[Stored data]
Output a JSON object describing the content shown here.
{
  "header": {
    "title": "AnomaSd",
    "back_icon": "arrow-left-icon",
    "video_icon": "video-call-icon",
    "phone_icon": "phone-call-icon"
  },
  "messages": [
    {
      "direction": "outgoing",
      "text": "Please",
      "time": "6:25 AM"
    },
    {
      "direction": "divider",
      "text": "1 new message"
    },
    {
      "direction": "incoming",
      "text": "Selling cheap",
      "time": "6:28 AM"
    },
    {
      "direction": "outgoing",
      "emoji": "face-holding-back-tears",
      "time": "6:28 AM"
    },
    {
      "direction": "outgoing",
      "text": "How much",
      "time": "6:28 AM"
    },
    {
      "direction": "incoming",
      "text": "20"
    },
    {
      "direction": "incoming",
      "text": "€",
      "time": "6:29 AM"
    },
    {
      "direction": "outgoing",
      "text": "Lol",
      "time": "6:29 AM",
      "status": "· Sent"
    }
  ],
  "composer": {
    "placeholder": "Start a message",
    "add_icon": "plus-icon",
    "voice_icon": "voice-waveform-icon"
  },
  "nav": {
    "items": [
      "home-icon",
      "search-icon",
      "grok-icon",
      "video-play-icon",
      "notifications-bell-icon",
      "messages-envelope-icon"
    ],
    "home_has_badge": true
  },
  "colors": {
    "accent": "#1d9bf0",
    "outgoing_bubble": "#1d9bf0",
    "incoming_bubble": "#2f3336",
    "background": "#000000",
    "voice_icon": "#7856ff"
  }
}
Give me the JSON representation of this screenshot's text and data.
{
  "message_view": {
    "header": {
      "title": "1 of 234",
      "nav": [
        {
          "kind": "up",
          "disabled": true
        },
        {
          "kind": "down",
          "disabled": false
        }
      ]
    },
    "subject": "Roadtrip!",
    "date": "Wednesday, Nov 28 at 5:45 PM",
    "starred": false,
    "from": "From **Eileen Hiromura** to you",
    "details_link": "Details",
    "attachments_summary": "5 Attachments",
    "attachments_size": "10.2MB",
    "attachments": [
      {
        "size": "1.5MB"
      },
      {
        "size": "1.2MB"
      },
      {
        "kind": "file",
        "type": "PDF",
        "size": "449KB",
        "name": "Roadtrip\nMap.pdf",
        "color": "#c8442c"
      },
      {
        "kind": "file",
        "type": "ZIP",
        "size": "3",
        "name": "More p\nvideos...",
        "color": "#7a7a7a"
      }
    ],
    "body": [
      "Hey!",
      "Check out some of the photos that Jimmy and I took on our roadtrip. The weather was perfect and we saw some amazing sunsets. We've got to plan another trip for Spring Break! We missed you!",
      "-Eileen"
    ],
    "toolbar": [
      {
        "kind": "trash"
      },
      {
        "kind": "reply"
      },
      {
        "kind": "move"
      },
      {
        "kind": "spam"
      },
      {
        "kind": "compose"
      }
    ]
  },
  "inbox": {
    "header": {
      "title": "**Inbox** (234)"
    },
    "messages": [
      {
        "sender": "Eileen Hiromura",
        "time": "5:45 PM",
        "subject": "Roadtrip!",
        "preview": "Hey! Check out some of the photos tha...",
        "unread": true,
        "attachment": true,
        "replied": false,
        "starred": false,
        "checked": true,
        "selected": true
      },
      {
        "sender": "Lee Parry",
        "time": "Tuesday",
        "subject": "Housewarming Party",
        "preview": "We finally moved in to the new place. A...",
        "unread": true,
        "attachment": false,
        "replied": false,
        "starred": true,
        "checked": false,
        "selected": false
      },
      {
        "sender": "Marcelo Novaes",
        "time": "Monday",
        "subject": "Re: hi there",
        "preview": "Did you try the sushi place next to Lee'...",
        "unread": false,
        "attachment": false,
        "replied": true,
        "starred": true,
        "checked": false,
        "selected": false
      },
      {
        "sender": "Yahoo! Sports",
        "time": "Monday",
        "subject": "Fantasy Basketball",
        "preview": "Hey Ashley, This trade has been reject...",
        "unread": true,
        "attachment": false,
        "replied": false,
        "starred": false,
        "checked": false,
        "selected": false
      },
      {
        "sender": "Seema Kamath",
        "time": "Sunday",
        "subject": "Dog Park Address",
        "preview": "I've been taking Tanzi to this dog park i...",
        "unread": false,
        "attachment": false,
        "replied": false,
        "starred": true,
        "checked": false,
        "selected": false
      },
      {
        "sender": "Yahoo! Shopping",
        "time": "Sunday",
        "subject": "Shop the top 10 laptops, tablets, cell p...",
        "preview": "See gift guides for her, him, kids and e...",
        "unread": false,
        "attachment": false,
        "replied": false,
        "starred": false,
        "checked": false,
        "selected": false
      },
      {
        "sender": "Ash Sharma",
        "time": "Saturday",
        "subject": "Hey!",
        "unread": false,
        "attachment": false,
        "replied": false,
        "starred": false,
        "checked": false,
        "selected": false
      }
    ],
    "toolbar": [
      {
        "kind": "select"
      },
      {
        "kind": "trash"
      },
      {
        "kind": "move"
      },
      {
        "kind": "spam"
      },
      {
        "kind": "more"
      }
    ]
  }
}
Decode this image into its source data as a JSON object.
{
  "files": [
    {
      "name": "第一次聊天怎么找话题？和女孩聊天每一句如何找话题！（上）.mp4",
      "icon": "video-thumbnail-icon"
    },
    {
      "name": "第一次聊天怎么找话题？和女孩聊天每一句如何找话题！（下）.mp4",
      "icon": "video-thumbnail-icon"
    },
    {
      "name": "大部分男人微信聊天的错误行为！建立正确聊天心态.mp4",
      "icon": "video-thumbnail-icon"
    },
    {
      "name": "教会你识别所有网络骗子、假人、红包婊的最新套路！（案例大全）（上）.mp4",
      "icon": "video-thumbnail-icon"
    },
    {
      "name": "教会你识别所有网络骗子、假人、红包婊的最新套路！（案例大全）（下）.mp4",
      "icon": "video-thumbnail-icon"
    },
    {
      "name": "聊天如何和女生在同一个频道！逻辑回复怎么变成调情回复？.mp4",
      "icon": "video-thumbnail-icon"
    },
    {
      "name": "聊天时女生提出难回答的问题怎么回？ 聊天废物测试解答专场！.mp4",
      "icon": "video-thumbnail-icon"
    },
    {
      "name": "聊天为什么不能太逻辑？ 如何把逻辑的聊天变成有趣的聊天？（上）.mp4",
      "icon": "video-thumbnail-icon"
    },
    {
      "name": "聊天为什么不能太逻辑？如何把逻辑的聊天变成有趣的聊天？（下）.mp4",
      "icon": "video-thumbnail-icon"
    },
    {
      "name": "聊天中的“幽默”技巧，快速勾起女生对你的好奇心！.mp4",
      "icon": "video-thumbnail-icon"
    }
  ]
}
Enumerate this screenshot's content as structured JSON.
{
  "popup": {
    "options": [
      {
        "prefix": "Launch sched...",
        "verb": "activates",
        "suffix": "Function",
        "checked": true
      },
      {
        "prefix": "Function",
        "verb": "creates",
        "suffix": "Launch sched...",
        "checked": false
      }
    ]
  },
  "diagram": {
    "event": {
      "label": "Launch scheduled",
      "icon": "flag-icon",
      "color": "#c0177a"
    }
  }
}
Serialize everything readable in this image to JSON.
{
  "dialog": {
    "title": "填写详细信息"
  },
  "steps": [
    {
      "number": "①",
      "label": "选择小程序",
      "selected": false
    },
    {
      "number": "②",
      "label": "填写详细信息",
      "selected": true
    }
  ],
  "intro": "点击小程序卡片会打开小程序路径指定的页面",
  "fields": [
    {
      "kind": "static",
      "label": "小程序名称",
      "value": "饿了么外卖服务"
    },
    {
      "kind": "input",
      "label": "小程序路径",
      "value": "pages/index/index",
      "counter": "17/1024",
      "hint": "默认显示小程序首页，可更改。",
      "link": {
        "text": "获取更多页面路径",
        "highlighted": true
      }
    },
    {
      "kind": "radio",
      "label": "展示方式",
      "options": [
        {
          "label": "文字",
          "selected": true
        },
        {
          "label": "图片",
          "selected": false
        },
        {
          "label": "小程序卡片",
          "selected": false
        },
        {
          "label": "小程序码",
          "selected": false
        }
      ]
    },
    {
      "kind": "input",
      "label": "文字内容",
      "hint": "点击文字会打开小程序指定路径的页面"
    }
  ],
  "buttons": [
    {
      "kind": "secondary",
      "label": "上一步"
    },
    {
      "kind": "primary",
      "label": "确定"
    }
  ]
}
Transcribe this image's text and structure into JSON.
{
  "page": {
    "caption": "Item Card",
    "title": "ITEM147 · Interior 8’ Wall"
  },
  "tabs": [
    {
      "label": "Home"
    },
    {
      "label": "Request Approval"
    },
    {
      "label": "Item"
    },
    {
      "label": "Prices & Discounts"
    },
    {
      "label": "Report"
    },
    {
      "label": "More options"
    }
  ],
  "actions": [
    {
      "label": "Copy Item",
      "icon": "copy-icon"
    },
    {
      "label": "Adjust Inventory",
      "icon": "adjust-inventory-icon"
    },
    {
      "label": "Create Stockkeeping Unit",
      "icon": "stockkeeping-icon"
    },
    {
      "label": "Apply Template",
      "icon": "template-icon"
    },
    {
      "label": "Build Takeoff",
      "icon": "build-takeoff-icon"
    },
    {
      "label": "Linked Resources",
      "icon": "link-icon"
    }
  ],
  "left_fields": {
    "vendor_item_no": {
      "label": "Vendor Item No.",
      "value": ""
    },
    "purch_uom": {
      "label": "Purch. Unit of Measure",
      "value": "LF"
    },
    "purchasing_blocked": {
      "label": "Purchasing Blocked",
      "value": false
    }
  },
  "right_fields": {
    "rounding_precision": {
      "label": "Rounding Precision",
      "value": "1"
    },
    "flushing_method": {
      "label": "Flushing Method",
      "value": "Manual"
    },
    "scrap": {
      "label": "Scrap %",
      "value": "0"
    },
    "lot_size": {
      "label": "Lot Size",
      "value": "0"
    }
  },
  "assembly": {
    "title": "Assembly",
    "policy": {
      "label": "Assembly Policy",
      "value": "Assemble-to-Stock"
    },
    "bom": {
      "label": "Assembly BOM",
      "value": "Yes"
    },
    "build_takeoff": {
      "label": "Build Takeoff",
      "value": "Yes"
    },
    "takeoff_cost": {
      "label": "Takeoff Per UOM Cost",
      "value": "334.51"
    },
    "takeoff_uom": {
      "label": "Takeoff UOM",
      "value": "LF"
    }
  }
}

> Task requirements:
State the count of lines in the data holding the word "Yahoo", adding nothing to it.

> Task solution:
2